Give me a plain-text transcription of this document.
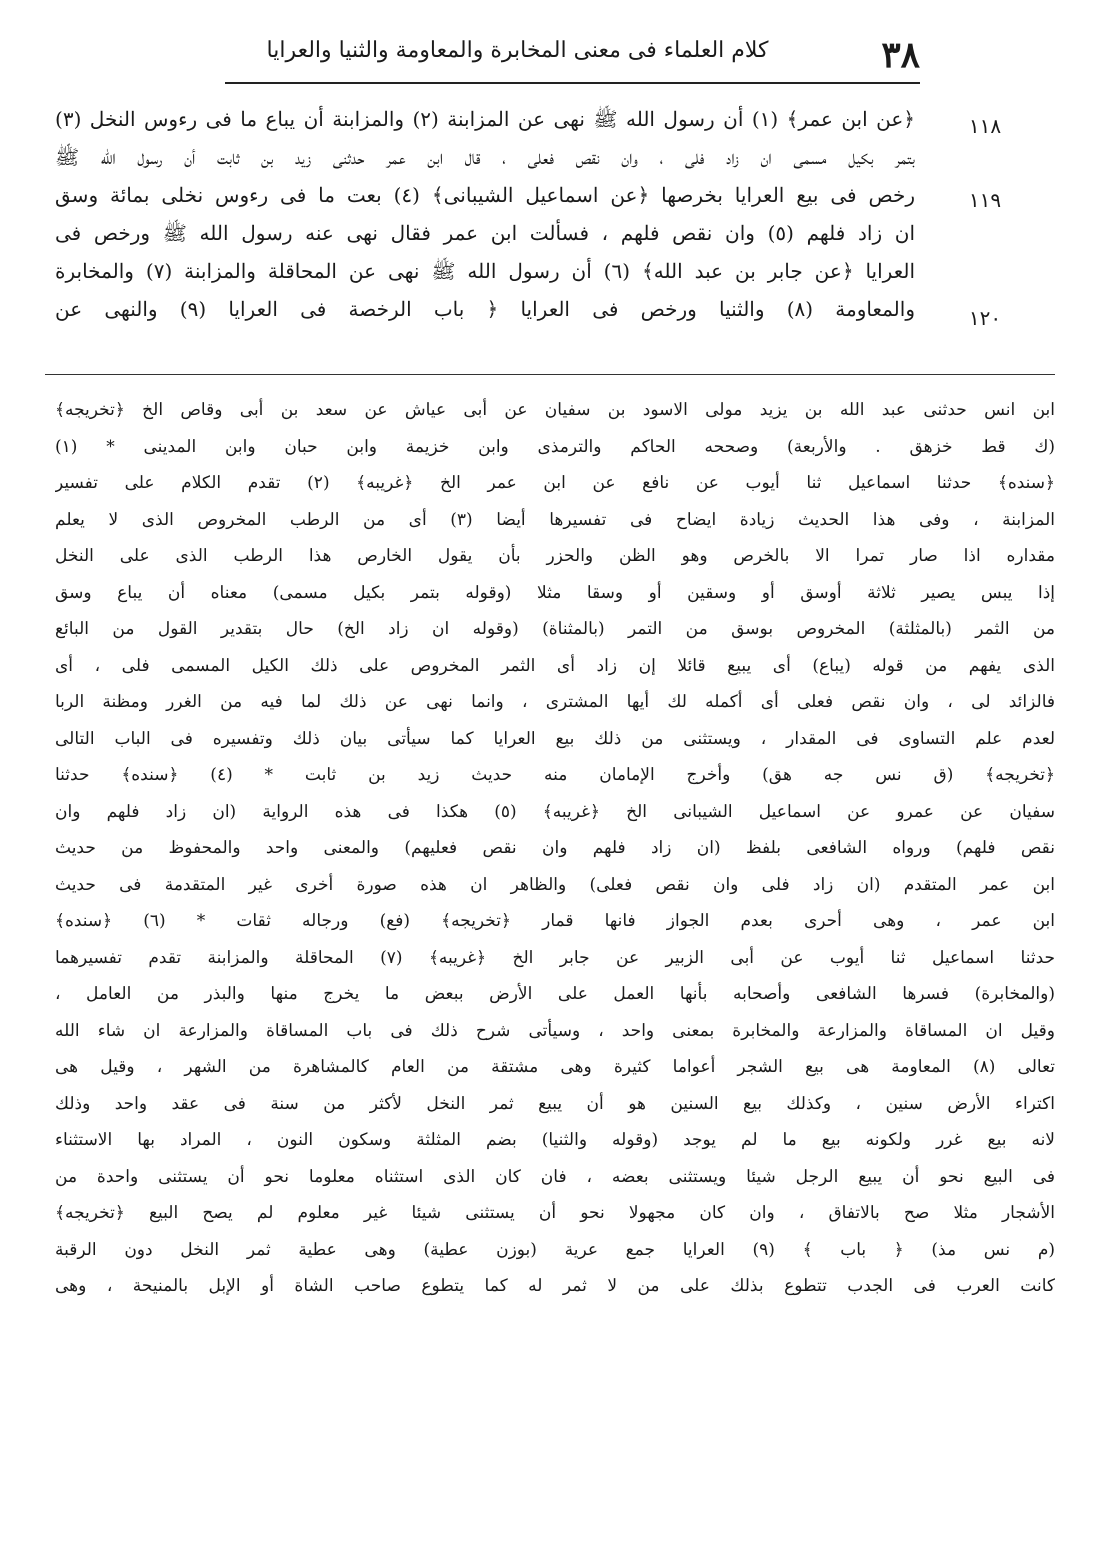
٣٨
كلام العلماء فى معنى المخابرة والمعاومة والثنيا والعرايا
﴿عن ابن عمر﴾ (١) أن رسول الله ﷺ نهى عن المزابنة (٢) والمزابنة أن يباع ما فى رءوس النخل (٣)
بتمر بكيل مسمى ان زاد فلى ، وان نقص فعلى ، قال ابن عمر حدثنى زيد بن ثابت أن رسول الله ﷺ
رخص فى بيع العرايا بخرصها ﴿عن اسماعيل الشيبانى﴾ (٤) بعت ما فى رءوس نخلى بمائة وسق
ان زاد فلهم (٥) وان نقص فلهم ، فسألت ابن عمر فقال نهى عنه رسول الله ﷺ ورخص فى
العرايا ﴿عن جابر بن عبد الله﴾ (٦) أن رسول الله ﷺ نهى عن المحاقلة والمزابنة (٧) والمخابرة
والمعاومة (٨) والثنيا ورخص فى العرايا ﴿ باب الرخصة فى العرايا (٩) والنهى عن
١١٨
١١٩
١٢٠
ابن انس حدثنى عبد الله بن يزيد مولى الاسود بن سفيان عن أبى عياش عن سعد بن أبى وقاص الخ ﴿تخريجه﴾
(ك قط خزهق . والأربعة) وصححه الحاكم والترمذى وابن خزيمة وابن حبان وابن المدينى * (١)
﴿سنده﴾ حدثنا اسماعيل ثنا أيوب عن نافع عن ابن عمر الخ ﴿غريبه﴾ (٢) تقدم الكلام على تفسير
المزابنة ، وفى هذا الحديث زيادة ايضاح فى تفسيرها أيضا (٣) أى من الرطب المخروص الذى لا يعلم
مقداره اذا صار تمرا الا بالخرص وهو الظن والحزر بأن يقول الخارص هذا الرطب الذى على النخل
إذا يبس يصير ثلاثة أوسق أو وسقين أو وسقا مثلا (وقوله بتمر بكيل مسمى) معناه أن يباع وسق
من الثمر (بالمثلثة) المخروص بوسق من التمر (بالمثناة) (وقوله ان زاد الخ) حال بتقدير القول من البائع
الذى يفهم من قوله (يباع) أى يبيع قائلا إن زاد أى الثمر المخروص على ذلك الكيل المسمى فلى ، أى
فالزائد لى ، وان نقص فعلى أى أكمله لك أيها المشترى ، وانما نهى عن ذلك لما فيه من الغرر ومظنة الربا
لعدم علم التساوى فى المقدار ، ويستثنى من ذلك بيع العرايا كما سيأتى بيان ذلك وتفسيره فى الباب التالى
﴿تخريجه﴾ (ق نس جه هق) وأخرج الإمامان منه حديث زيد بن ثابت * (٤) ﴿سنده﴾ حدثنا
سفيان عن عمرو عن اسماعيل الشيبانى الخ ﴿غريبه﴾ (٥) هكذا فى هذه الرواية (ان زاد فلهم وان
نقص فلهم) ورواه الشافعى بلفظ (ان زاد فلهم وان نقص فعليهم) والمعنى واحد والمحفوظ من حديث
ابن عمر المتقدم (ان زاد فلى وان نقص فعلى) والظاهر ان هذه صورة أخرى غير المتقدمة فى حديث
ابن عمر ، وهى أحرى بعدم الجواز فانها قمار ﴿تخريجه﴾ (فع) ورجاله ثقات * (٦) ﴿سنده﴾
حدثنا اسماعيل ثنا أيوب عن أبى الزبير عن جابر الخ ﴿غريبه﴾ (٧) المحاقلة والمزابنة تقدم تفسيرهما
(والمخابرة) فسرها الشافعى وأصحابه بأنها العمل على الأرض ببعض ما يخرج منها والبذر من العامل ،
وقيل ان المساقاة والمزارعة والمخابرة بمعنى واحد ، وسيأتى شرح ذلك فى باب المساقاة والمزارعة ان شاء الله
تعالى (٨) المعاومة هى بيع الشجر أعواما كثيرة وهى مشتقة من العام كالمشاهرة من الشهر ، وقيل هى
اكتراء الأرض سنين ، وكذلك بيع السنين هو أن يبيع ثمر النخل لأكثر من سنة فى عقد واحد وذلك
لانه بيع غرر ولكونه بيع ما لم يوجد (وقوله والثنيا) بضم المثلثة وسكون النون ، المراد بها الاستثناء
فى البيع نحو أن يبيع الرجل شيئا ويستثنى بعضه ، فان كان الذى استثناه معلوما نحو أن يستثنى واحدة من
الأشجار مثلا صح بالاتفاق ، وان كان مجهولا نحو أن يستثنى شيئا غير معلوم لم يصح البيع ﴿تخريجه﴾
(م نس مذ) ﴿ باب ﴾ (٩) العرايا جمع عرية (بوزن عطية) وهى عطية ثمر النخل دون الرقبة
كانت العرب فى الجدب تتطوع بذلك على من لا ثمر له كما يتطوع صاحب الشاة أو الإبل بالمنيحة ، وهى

========

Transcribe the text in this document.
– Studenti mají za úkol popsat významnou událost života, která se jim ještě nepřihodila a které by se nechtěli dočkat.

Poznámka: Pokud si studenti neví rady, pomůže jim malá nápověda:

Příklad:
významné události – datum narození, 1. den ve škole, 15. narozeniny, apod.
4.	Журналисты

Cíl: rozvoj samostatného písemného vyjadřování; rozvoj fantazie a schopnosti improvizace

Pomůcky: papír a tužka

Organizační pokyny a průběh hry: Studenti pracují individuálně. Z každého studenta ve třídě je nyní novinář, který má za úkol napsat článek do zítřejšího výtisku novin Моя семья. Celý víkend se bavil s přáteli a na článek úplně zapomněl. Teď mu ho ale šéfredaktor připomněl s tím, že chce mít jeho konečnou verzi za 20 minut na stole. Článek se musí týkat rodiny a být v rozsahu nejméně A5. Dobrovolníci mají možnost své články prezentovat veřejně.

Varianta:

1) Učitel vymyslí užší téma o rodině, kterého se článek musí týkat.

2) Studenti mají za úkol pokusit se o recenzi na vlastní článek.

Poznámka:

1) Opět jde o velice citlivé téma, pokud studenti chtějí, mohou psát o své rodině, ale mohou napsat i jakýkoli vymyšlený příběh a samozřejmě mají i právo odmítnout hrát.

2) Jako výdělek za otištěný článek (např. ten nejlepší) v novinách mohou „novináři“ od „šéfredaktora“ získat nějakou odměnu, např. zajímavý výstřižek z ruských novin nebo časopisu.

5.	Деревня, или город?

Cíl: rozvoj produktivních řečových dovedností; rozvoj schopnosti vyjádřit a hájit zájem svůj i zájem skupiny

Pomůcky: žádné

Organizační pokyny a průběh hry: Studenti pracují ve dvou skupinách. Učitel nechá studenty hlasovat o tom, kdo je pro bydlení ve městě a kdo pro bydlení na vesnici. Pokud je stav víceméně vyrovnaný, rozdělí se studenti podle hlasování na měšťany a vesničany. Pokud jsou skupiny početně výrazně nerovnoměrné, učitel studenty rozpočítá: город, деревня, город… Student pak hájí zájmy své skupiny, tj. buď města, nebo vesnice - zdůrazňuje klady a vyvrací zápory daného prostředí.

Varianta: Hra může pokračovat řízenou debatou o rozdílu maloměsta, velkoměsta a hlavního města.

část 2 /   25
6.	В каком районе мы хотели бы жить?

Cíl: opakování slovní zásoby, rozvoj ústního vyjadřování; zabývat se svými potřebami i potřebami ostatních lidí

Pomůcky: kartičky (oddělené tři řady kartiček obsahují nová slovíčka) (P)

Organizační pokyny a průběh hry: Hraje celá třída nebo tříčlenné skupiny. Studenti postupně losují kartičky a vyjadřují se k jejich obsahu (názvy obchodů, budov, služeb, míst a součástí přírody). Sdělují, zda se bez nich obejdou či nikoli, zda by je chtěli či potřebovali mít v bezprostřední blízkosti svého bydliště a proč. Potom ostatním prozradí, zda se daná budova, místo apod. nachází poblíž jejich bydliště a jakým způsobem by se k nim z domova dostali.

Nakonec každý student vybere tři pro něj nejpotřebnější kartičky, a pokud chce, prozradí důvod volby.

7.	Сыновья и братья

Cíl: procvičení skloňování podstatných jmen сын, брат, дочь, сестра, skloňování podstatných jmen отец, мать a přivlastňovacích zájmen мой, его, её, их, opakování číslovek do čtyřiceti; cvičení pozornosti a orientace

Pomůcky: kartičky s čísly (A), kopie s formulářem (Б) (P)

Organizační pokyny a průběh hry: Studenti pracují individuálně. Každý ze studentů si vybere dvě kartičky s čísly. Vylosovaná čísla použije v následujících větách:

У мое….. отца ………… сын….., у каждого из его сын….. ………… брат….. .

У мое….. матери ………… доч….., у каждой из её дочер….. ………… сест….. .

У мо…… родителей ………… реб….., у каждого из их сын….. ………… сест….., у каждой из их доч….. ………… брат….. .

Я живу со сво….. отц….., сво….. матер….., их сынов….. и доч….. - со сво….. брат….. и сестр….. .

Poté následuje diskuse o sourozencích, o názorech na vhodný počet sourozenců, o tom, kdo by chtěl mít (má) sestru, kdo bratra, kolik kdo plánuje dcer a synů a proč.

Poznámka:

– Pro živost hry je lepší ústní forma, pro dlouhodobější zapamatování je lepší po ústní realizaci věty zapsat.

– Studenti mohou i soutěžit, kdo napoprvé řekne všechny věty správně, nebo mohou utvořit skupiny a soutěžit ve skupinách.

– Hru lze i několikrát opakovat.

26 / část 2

========

→ **WRITTEN INSTRUCTION**: Read the data above and pull out each line that holds the string "Učitel".

→ **RESPONSE TO THIS EXERCISE**:
1) Učitel vymyslí užší téma o rodině, kterého se článek musí týkat.
Organizační pokyny a průběh hry: Studenti pracují ve dvou skupinách. Učitel nechá studenty hlasovat o tom, kdo je pro bydlení ve městě a kdo pro bydlení na vesnici. Pokud je stav víceméně vyrovnaný, rozdělí se studenti podle hlasování na měšťany a vesničany. Pokud jsou skupiny početně výrazně nerovnoměrné, učitel studenty rozpočítá: город, деревня, город… Student pak hájí zájmy své skupiny, tj. buď města, nebo vesnice - zdůrazňuje klady a vyvrací zápory daného prostředí.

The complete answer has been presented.